=== TASK OBJECTIVE ===
Each line below is to be written out in full, exactly as shown.

=== DATA SHOWN ===
►

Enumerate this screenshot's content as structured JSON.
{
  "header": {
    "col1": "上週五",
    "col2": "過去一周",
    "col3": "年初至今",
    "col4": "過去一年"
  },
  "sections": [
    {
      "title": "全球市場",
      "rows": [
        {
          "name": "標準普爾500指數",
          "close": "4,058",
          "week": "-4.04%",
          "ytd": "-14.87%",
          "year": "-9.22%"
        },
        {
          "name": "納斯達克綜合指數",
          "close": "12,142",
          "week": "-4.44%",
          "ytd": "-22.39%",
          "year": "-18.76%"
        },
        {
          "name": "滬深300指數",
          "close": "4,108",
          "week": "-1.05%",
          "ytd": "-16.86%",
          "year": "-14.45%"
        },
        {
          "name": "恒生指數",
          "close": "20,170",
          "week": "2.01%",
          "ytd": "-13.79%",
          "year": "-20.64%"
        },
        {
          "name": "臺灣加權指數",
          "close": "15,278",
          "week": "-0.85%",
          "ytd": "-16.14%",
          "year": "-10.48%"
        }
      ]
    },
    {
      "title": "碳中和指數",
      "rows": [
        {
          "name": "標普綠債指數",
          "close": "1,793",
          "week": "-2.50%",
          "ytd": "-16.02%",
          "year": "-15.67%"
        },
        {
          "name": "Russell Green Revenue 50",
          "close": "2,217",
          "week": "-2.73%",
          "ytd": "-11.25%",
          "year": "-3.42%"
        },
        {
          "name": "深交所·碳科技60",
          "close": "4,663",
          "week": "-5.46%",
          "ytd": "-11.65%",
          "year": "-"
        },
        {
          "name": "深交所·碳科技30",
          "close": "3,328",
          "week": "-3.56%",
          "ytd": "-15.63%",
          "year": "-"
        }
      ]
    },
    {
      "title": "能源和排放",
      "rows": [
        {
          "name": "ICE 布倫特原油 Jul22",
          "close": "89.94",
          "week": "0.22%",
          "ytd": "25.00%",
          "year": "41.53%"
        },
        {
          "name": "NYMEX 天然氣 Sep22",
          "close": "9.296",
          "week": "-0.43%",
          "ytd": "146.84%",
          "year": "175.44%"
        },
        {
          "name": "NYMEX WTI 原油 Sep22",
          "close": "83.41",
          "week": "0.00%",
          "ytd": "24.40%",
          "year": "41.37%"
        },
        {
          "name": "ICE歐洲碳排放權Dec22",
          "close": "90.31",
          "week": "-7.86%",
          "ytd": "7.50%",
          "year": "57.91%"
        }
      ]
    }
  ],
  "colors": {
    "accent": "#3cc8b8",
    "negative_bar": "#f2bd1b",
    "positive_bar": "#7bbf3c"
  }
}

◄

=== RESULT FOR THIS EXERCISE ===
Enumerate this screenshot's content as structured JSON.
{
  "header": {
    "col1": "上週五",
    "col2": "過去一周",
    "col3": "年初至今",
    "col4": "過去一年"
  },
  "sections": [
    {
      "title": "全球市場",
      "rows": [
        {
          "name": "標準普爾500指數",
          "close": "4,058",
          "week": "-4.04%",
          "ytd": "-14.87%",
          "year": "-9.22%"
        },
        {
          "name": "納斯達克綜合指數",
          "close": "12,142",
          "week": "-4.44%",
          "ytd": "-22.39%",
          "year": "-18.76%"
        },
        {
          "name": "滬深300指數",
          "close": "4,108",
          "week": "-1.05%",
          "ytd": "-16.86%",
          "year": "-14.45%"
        },
        {
          "name": "恒生指數",
          "close": "20,170",
          "week": "2.01%",
          "ytd": "-13.79%",
          "year": "-20.64%"
        },
        {
          "name": "臺灣加權指數",
          "close": "15,278",
          "week": "-0.85%",
          "ytd": "-16.14%",
          "year": "-10.48%"
        }
      ]
    },
    {
      "title": "碳中和指數",
      "rows": [
        {
          "name": "標普綠債指數",
          "close": "1,793",
          "week": "-2.50%",
          "ytd": "-16.02%",
          "year": "-15.67%"
        },
        {
          "name": "Russell Green Revenue 50",
          "close": "2,217",
          "week": "-2.73%",
          "ytd": "-11.25%",
          "year": "-3.42%"
        },
        {
          "name": "深交所·碳科技60",
          "close": "4,663",
          "week": "-5.46%",
          "ytd": "-11.65%",
          "year": "-"
        },
        {
          "name": "深交所·碳科技30",
          "close": "3,328",
          "week": "-3.56%",
          "ytd": "-15.63%",
          "year": "-"
        }
      ]
    },
    {
      "title": "能源和排放",
      "rows": [
        {
          "name": "ICE 布倫特原油 Jul22",
          "close": "89.94",
          "week": "0.22%",
          "ytd": "25.00%",
          "year": "41.53%"
        },
        {
          "name": "NYMEX 天然氣 Sep22",
          "close": "9.296",
          "week": "-0.43%",
          "ytd": "146.84%",
          "year": "175.44%"
        },
        {
          "name": "NYMEX WTI 原油 Sep22",
          "close": "83.41",
          "week": "0.00%",
          "ytd": "24.40%",
          "year": "41.37%"
        },
        {
          "name": "ICE歐洲碳排放權Dec22",
          "close": "90.31",
          "week": "-7.86%",
          "ytd": "7.50%",
          "year": "57.91%"
        }
      ]
    }
  ],
  "colors": {
    "accent": "#3cc8b8",
    "negative_bar": "#f2bd1b",
    "positive_bar": "#7bbf3c"
  }
}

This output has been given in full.